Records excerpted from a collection
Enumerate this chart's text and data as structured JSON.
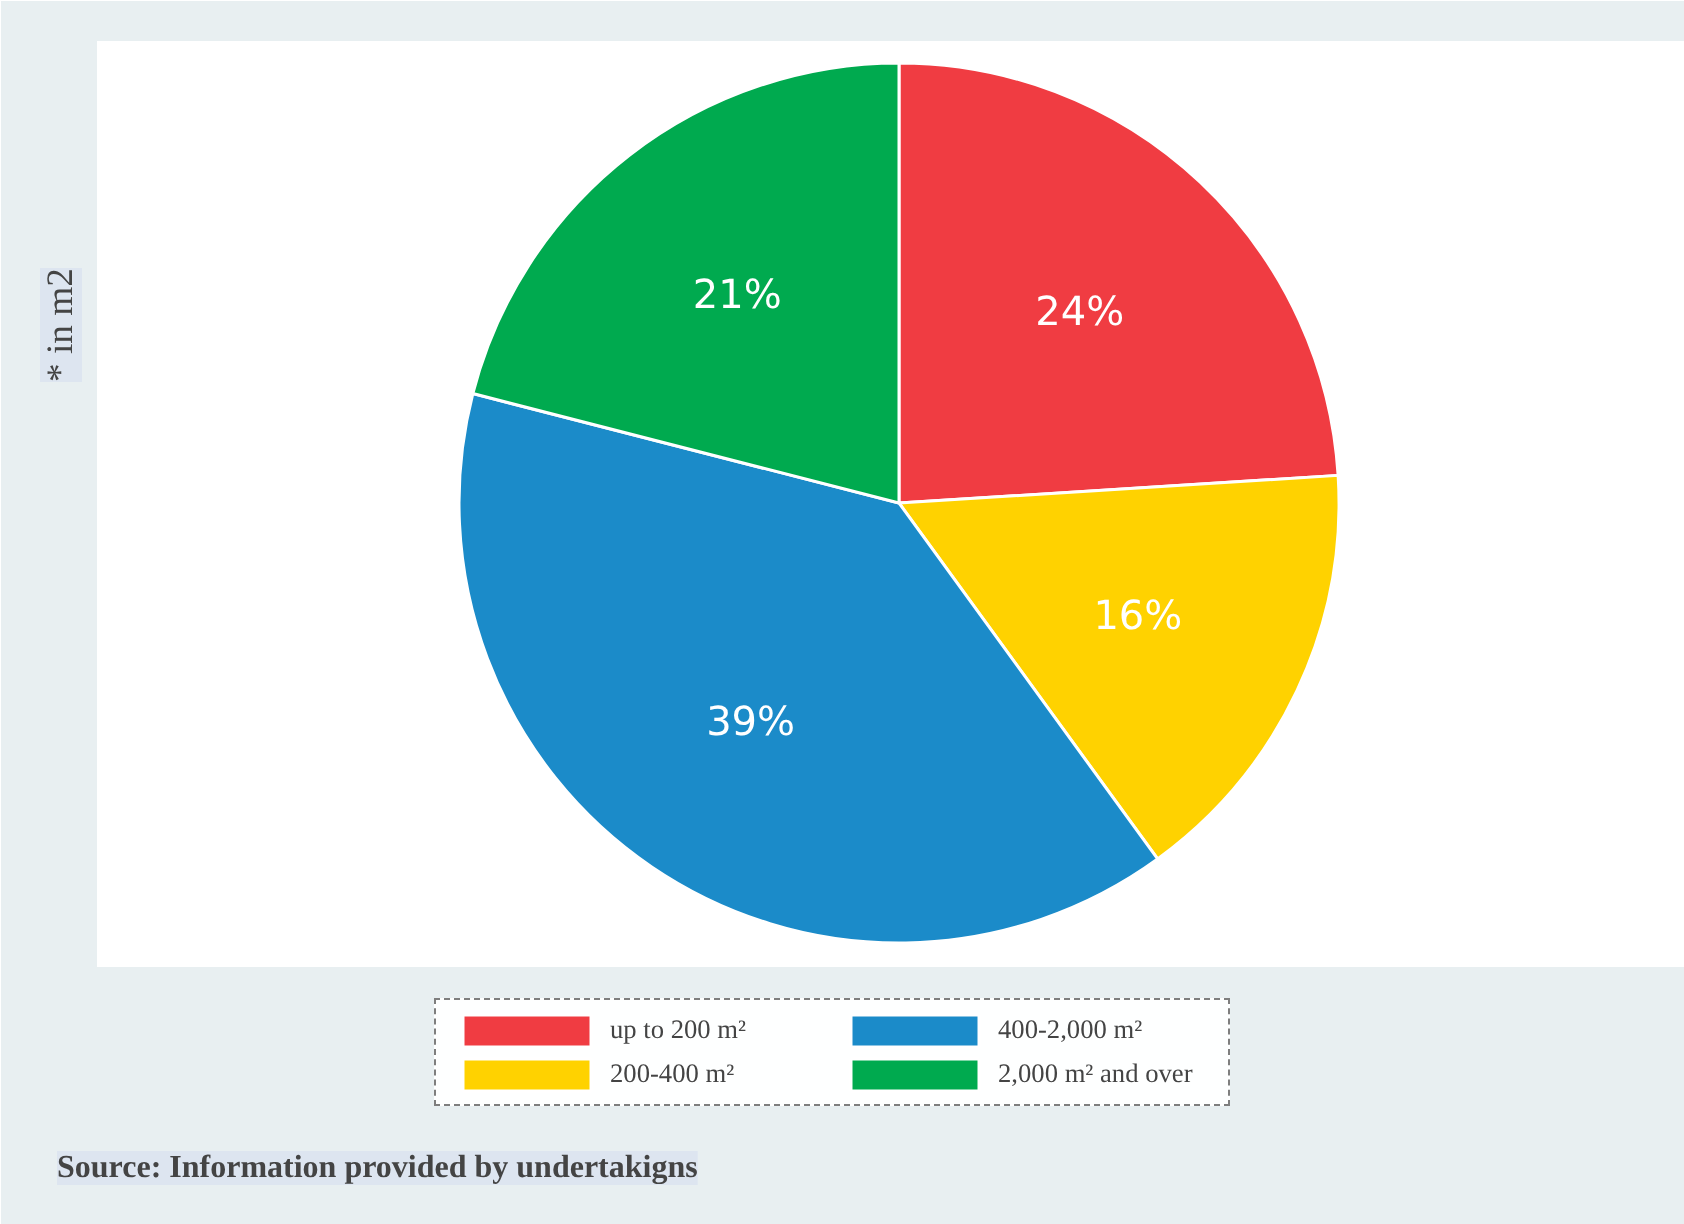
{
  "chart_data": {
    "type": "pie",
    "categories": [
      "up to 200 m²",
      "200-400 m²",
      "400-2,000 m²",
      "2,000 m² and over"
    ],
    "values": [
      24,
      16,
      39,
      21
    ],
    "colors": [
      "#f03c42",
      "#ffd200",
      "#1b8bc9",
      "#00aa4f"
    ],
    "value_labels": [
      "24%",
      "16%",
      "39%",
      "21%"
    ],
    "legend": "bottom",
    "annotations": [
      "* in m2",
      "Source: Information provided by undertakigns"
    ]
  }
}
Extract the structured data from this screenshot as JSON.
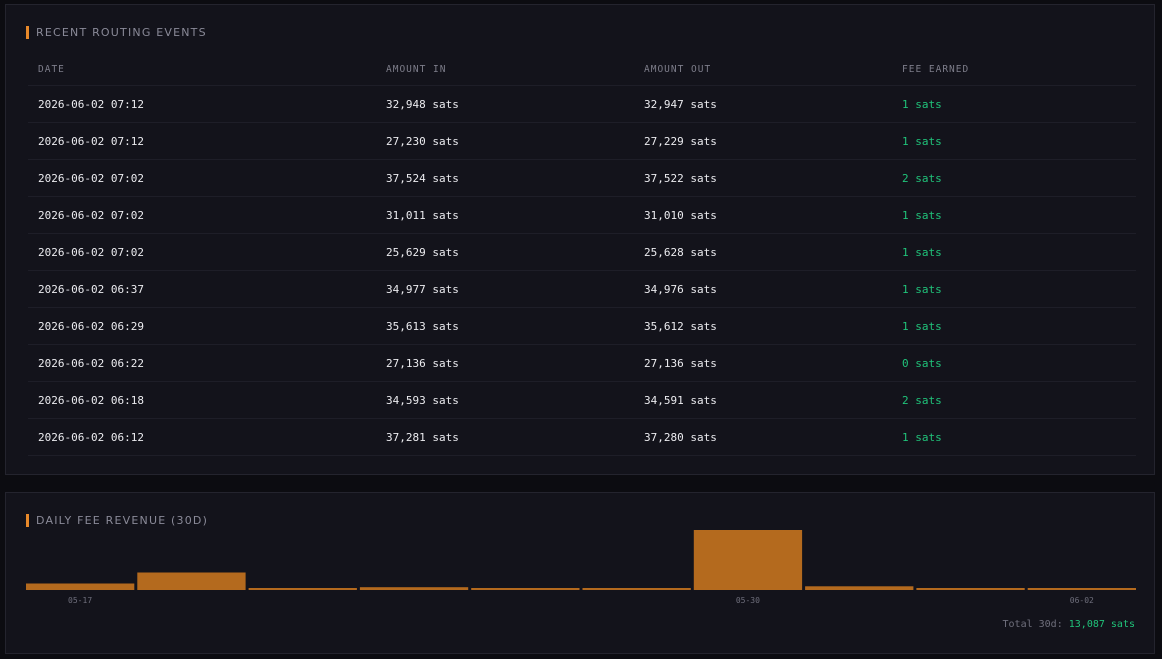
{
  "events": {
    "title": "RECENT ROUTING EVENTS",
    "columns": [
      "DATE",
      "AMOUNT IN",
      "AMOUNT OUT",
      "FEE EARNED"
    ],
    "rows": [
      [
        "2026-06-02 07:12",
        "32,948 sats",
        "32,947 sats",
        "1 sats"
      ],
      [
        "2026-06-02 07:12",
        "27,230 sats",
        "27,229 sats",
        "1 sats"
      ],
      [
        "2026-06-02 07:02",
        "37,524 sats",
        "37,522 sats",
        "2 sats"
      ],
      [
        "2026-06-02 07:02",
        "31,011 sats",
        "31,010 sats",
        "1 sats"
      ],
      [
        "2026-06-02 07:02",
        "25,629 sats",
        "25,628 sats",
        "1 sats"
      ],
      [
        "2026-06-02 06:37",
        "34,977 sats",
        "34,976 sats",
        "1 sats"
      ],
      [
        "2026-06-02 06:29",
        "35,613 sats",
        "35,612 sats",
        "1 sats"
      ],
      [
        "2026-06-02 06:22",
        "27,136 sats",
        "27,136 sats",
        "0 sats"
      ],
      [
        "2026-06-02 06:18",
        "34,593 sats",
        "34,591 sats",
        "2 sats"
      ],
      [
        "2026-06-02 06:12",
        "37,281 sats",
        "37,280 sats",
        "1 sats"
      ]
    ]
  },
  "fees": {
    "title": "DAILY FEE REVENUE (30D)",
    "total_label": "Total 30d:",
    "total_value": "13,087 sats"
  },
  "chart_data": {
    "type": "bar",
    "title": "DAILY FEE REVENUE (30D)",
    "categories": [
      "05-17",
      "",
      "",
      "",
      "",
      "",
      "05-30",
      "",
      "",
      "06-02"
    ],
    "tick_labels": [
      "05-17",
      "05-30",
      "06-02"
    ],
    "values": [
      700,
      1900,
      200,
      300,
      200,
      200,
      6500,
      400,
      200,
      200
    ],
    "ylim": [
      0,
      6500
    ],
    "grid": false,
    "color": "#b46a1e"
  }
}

Instruction: Search the lines above for the string "this" and copy each line that has it.

Task output:
Enumerate this chart's text and data as structured JSON.
Extract the structured data from this screenshot as JSON.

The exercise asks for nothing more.